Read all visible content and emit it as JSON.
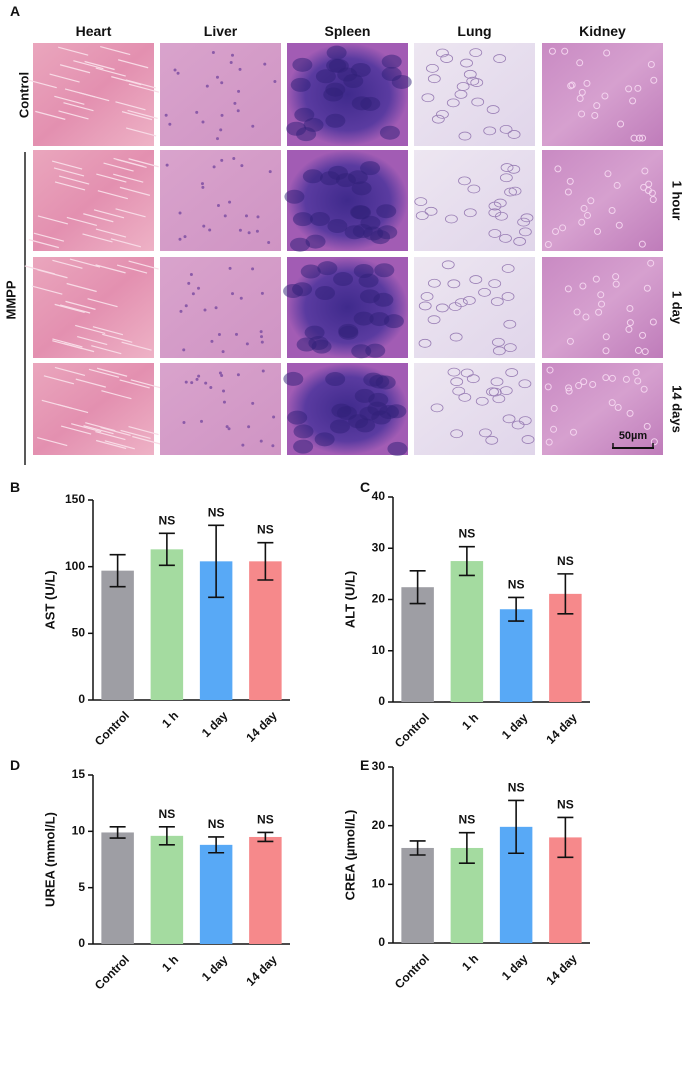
{
  "figure_a": {
    "panel": "A",
    "columns": [
      "Heart",
      "Liver",
      "Spleen",
      "Lung",
      "Kidney"
    ],
    "control_label": "Control",
    "group_label": "MMPP",
    "row_labels": [
      "1 hour",
      "1 day",
      "14 days"
    ],
    "scale_bar": "50µm"
  },
  "chart_data": [
    {
      "type": "bar",
      "panel": "B",
      "ylabel": "AST (U/L)",
      "categories": [
        "Control",
        "1 h",
        "1 day",
        "14 day"
      ],
      "values": [
        97,
        113,
        104,
        104
      ],
      "errors": [
        12,
        12,
        27,
        14
      ],
      "annotations": [
        null,
        "NS",
        "NS",
        "NS"
      ],
      "colors": [
        "#9e9ea4",
        "#a4dba0",
        "#58a9f6",
        "#f6898b"
      ],
      "ylim": [
        0,
        150
      ],
      "yticks": [
        0,
        50,
        100,
        150
      ]
    },
    {
      "type": "bar",
      "panel": "C",
      "ylabel": "ALT (U/L)",
      "categories": [
        "Control",
        "1 h",
        "1 day",
        "14 day"
      ],
      "values": [
        22.4,
        27.5,
        18.1,
        21.1
      ],
      "errors": [
        3.2,
        2.8,
        2.3,
        3.9
      ],
      "annotations": [
        null,
        "NS",
        "NS",
        "NS"
      ],
      "colors": [
        "#9e9ea4",
        "#a4dba0",
        "#58a9f6",
        "#f6898b"
      ],
      "ylim": [
        0,
        40
      ],
      "yticks": [
        0,
        10,
        20,
        30,
        40
      ]
    },
    {
      "type": "bar",
      "panel": "D",
      "ylabel": "UREA (mmol/L)",
      "categories": [
        "Control",
        "1 h",
        "1 day",
        "14 day"
      ],
      "values": [
        9.9,
        9.6,
        8.8,
        9.5
      ],
      "errors": [
        0.5,
        0.8,
        0.7,
        0.4
      ],
      "annotations": [
        null,
        "NS",
        "NS",
        "NS"
      ],
      "colors": [
        "#9e9ea4",
        "#a4dba0",
        "#58a9f6",
        "#f6898b"
      ],
      "ylim": [
        0,
        15
      ],
      "yticks": [
        0,
        5,
        10,
        15
      ]
    },
    {
      "type": "bar",
      "panel": "E",
      "ylabel": "CREA (µmol/L)",
      "categories": [
        "Control",
        "1 h",
        "1 day",
        "14 day"
      ],
      "values": [
        16.2,
        16.2,
        19.8,
        18.0
      ],
      "errors": [
        1.2,
        2.6,
        4.5,
        3.4
      ],
      "annotations": [
        null,
        "NS",
        "NS",
        "NS"
      ],
      "colors": [
        "#9e9ea4",
        "#a4dba0",
        "#58a9f6",
        "#f6898b"
      ],
      "ylim": [
        0,
        30
      ],
      "yticks": [
        0,
        10,
        20,
        30
      ]
    }
  ]
}
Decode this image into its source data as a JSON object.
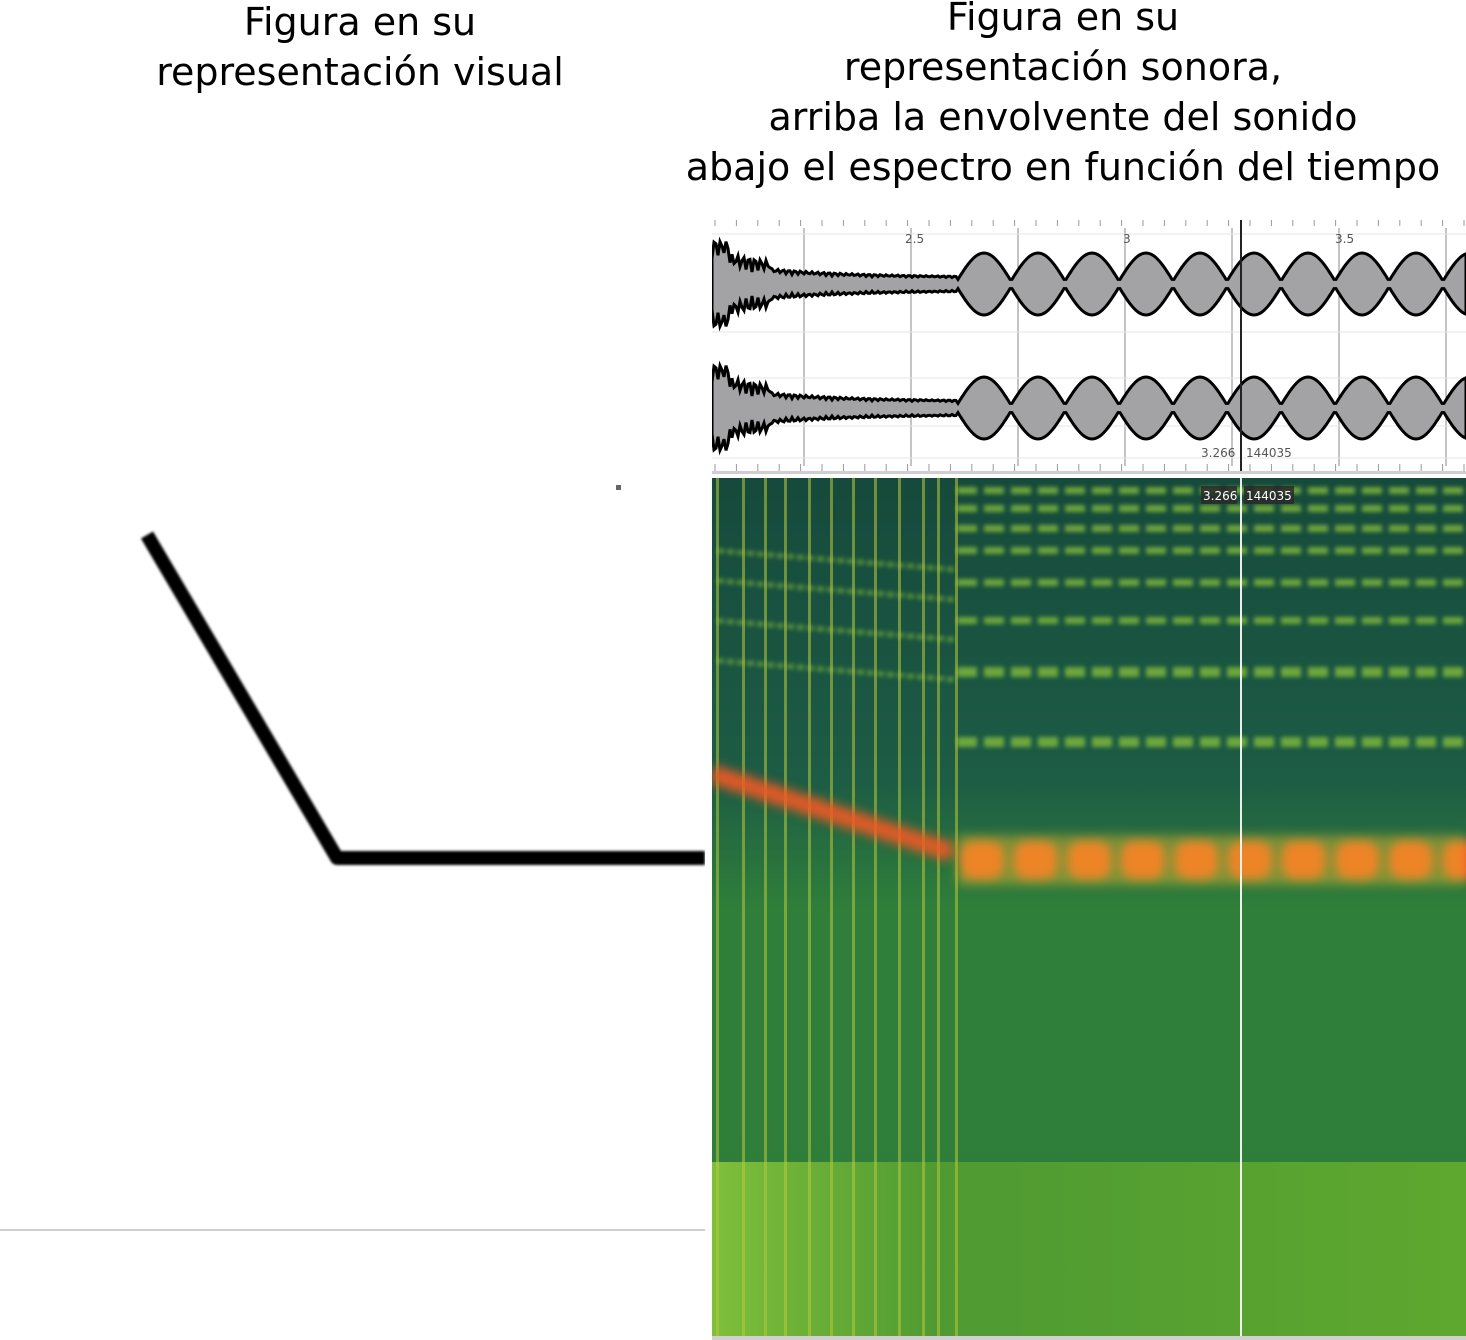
{
  "captions": {
    "left": [
      "Figura en su",
      "representación visual"
    ],
    "right": [
      "Figura en su",
      "representación sonora,",
      "arriba la envolvente del sonido",
      "abajo el espectro en función del tiempo"
    ]
  },
  "waveform": {
    "ruler_ticks": [
      "2.5",
      "3",
      "3.5"
    ],
    "cursor_time": "3.266",
    "cursor_sample": "144035",
    "fill_color": "#a3a3a5",
    "outline_color": "#000000"
  },
  "spectrogram": {
    "cursor_time": "3.266",
    "cursor_sample": "144035",
    "colors": {
      "background": "#1f6b4a",
      "harmonic": "#8ac23a",
      "fundamental": "#f05a22",
      "low_band": "#5fa030"
    }
  },
  "visual_figure": {
    "stroke_color": "#000000"
  }
}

# # # # # # #

◆ WRITTEN INSTRUCTION ◆
Omit the pictures, and quote the material above exactly as given.

◆ RESPONSE TO THE EXERCISE ◆
Read all visible content and emit it as JSON.
{
  "figure_a": {
    "panel": "A",
    "columns": [
      "Heart",
      "Liver",
      "Spleen",
      "Lung",
      "Kidney"
    ],
    "control_label": "Control",
    "group_label": "MMPP",
    "row_labels": [
      "1 hour",
      "1 day",
      "14 days"
    ],
    "scale_bar": "50µm"
  },
  "chart_data": [
    {
      "type": "bar",
      "panel": "B",
      "ylabel": "AST (U/L)",
      "categories": [
        "Control",
        "1 h",
        "1 day",
        "14 day"
      ],
      "values": [
        97,
        113,
        104,
        104
      ],
      "errors": [
        12,
        12,
        27,
        14
      ],
      "annotations": [
        null,
        "NS",
        "NS",
        "NS"
      ],
      "colors": [
        "#9e9ea4",
        "#a4dba0",
        "#58a9f6",
        "#f6898b"
      ],
      "ylim": [
        0,
        150
      ],
      "yticks": [
        0,
        50,
        100,
        150
      ]
    },
    {
      "type": "bar",
      "panel": "C",
      "ylabel": "ALT (U/L)",
      "categories": [
        "Control",
        "1 h",
        "1 day",
        "14 day"
      ],
      "values": [
        22.4,
        27.5,
        18.1,
        21.1
      ],
      "errors": [
        3.2,
        2.8,
        2.3,
        3.9
      ],
      "annotations": [
        null,
        "NS",
        "NS",
        "NS"
      ],
      "colors": [
        "#9e9ea4",
        "#a4dba0",
        "#58a9f6",
        "#f6898b"
      ],
      "ylim": [
        0,
        40
      ],
      "yticks": [
        0,
        10,
        20,
        30,
        40
      ]
    },
    {
      "type": "bar",
      "panel": "D",
      "ylabel": "UREA (mmol/L)",
      "categories": [
        "Control",
        "1 h",
        "1 day",
        "14 day"
      ],
      "values": [
        9.9,
        9.6,
        8.8,
        9.5
      ],
      "errors": [
        0.5,
        0.8,
        0.7,
        0.4
      ],
      "annotations": [
        null,
        "NS",
        "NS",
        "NS"
      ],
      "colors": [
        "#9e9ea4",
        "#a4dba0",
        "#58a9f6",
        "#f6898b"
      ],
      "ylim": [
        0,
        15
      ],
      "yticks": [
        0,
        5,
        10,
        15
      ]
    },
    {
      "type": "bar",
      "panel": "E",
      "ylabel": "CREA (µmol/L)",
      "categories": [
        "Control",
        "1 h",
        "1 day",
        "14 day"
      ],
      "values": [
        16.2,
        16.2,
        19.8,
        18.0
      ],
      "errors": [
        1.2,
        2.6,
        4.5,
        3.4
      ],
      "annotations": [
        null,
        "NS",
        "NS",
        "NS"
      ],
      "colors": [
        "#9e9ea4",
        "#a4dba0",
        "#58a9f6",
        "#f6898b"
      ],
      "ylim": [
        0,
        30
      ],
      "yticks": [
        0,
        10,
        20,
        30
      ]
    }
  ]
}
Decode this image into its source data as a JSON object.
{
  "captions": {
    "left": [
      "Figura en su",
      "representación visual"
    ],
    "right": [
      "Figura en su",
      "representación sonora,",
      "arriba la envolvente del sonido",
      "abajo el espectro en función del tiempo"
    ]
  },
  "waveform": {
    "ruler_ticks": [
      "2.5",
      "3",
      "3.5"
    ],
    "cursor_time": "3.266",
    "cursor_sample": "144035",
    "fill_color": "#a3a3a5",
    "outline_color": "#000000"
  },
  "spectrogram": {
    "cursor_time": "3.266",
    "cursor_sample": "144035",
    "colors": {
      "background": "#1f6b4a",
      "harmonic": "#8ac23a",
      "fundamental": "#f05a22",
      "low_band": "#5fa030"
    }
  },
  "visual_figure": {
    "stroke_color": "#000000"
  }
}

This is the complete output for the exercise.